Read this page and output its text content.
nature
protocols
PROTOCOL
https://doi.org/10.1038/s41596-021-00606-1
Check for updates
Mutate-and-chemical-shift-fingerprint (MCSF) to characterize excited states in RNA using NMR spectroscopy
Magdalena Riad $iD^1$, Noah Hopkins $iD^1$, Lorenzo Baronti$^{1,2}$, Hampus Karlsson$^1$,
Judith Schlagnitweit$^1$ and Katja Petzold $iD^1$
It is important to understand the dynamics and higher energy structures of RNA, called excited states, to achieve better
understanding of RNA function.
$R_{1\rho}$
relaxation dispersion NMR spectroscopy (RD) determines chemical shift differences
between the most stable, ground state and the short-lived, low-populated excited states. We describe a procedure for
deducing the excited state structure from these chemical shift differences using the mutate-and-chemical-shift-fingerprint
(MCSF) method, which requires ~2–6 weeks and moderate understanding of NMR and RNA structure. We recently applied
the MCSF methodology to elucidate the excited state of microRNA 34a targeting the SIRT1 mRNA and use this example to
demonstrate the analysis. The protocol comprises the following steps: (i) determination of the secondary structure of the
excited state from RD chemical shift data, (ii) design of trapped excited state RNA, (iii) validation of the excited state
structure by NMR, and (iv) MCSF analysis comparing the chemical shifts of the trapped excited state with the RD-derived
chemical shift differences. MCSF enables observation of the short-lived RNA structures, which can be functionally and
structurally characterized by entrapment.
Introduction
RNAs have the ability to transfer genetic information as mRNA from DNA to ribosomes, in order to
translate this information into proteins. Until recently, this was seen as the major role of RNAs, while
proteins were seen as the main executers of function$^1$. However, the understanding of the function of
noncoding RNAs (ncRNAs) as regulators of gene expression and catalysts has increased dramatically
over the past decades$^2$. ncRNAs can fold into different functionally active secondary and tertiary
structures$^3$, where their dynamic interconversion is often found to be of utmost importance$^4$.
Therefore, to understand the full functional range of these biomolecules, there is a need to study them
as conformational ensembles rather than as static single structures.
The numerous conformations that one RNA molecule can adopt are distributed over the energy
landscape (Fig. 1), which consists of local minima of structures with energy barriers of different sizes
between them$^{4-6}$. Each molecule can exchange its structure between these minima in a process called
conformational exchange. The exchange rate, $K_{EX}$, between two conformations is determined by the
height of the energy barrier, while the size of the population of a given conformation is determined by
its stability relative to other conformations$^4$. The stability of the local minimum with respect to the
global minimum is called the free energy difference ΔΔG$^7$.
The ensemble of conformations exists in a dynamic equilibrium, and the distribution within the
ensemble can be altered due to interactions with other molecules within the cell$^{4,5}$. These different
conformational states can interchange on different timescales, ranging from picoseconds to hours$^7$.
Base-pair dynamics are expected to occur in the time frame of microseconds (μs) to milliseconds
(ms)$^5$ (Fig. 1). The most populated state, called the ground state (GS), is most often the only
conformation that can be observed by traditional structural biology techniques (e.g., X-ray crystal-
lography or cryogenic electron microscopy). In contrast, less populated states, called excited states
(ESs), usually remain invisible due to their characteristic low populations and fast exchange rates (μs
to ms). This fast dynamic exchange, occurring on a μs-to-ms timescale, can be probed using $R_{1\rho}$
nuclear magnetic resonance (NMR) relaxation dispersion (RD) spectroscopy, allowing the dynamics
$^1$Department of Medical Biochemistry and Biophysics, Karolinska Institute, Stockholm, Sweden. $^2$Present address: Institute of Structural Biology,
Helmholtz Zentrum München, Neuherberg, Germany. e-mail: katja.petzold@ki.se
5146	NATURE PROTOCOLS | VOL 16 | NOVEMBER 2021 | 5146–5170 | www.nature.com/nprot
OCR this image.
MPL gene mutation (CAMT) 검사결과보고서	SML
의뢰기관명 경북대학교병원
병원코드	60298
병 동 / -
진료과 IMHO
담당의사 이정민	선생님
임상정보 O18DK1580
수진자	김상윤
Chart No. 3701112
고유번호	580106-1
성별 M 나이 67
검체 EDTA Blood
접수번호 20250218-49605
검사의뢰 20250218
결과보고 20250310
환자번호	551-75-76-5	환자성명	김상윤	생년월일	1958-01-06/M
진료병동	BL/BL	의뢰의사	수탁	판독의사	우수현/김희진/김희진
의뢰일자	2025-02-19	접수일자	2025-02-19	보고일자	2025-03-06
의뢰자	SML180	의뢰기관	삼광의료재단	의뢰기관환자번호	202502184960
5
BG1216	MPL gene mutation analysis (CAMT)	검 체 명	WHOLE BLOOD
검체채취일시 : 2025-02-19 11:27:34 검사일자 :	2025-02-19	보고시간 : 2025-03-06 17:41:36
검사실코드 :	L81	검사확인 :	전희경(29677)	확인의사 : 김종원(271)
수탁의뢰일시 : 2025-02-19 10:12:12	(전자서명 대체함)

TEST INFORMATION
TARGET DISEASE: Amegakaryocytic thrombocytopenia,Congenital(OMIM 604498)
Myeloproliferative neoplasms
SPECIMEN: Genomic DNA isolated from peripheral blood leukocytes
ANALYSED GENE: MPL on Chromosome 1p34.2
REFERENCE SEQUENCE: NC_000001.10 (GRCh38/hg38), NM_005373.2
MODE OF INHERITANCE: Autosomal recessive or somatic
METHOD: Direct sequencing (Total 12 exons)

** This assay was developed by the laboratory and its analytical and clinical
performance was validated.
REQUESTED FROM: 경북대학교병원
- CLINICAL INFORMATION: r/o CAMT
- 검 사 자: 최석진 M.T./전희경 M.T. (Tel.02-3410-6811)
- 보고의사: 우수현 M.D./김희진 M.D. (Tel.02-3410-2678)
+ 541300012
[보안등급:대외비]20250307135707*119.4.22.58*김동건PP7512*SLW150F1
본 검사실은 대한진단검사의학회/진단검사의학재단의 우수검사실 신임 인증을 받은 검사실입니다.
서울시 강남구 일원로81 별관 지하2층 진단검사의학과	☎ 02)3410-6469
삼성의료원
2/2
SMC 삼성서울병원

□ □ □ □ □

**Description of the task**
Using the records above, please retype only the run of lines from the line holding "OCR this image." through the last line, both ends included.

**Exercise output**
OCR this image.
MPL gene mutation (CAMT) 검사결과보고서	SML
의뢰기관명 경북대학교병원
병원코드	60298
병 동 / -
진료과 IMHO
담당의사 이정민	선생님
임상정보 O18DK1580
수진자	김상윤
Chart No. 3701112
고유번호	580106-1
성별 M 나이 67
검체 EDTA Blood
접수번호 20250218-49605
검사의뢰 20250218
결과보고 20250310
환자번호	551-75-76-5	환자성명	김상윤	생년월일	1958-01-06/M
진료병동	BL/BL	의뢰의사	수탁	판독의사	우수현/김희진/김희진
의뢰일자	2025-02-19	접수일자	2025-02-19	보고일자	2025-03-06
의뢰자	SML180	의뢰기관	삼광의료재단	의뢰기관환자번호	202502184960
5
BG1216	MPL gene mutation analysis (CAMT)	검 체 명	WHOLE BLOOD
검체채취일시 : 2025-02-19 11:27:34 검사일자 :	2025-02-19	보고시간 : 2025-03-06 17:41:36
검사실코드 :	L81	검사확인 :	전희경(29677)	확인의사 : 김종원(271)
수탁의뢰일시 : 2025-02-19 10:12:12	(전자서명 대체함)

TEST INFORMATION
TARGET DISEASE: Amegakaryocytic thrombocytopenia,Congenital(OMIM 604498)
Myeloproliferative neoplasms
SPECIMEN: Genomic DNA isolated from peripheral blood leukocytes
ANALYSED GENE: MPL on Chromosome 1p34.2
REFERENCE SEQUENCE: NC_000001.10 (GRCh38/hg38), NM_005373.2
MODE OF INHERITANCE: Autosomal recessive or somatic
METHOD: Direct sequencing (Total 12 exons)

** This assay was developed by the laboratory and its analytical and clinical
performance was validated.
REQUESTED FROM: 경북대학교병원
- CLINICAL INFORMATION: r/o CAMT
- 검 사 자: 최석진 M.T./전희경 M.T. (Tel.02-3410-6811)
- 보고의사: 우수현 M.D./김희진 M.D. (Tel.02-3410-2678)
+ 541300012
[보안등급:대외비]20250307135707*119.4.22.58*김동건PP7512*SLW150F1
본 검사실은 대한진단검사의학회/진단검사의학재단의 우수검사실 신임 인증을 받은 검사실입니다.
서울시 강남구 일원로81 별관 지하2층 진단검사의학과	☎ 02)3410-6469
삼성의료원
2/2
SMC 삼성서울병원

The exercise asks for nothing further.